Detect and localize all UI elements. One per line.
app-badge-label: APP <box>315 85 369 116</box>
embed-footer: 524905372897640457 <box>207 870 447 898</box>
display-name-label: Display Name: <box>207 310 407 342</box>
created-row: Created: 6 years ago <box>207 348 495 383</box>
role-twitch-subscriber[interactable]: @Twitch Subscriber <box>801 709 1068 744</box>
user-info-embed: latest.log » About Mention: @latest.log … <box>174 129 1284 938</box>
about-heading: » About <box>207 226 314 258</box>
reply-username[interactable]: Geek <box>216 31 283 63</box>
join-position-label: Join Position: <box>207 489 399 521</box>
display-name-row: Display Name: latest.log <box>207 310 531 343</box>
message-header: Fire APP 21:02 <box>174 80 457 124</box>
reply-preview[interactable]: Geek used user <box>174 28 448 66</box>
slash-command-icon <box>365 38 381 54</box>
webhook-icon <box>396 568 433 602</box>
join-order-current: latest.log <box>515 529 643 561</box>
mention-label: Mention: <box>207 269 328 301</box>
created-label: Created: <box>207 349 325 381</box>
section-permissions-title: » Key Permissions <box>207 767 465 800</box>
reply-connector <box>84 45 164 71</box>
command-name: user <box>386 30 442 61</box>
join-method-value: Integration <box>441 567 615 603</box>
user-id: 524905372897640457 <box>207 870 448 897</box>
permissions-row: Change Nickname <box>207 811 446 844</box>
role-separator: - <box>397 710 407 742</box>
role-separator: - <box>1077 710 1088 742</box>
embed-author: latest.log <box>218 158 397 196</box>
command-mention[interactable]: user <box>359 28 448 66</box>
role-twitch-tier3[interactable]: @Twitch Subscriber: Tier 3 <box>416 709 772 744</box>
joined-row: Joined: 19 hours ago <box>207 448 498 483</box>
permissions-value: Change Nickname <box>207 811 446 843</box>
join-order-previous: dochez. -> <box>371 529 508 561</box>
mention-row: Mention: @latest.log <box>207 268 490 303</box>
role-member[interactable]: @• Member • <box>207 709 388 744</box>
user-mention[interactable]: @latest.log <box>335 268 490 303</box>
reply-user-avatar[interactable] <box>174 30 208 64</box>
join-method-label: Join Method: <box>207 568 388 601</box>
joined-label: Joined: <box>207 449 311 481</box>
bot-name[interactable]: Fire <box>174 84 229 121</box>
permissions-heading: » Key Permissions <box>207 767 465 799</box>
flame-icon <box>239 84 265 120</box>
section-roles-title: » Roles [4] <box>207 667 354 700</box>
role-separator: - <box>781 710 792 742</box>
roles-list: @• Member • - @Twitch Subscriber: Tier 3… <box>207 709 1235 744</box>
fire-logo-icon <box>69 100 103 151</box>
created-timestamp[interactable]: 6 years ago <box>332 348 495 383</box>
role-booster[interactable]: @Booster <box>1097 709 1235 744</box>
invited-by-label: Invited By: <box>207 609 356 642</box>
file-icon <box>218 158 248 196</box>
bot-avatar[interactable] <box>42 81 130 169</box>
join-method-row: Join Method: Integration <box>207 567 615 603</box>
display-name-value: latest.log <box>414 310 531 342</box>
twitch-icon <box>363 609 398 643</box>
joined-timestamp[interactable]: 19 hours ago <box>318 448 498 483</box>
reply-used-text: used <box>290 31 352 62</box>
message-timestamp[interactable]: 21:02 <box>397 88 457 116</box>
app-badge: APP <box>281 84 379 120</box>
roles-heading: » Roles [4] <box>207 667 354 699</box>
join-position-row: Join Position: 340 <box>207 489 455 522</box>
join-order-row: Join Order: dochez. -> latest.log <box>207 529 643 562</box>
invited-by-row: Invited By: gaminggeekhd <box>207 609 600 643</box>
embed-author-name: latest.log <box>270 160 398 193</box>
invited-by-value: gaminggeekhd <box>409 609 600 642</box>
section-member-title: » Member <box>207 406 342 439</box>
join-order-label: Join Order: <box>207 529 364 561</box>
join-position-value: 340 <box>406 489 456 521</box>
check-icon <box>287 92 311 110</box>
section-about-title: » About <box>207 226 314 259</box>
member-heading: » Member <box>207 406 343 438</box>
---*---
**WHAT YOU SHOULD DO:** Return each line of the listing above that contains the string "author", matching case exactly.

**EXERCISE SOLUTION:**
embed-author: latest.log <box>218 158 397 196</box>
embed-author-name: latest.log <box>270 160 398 193</box>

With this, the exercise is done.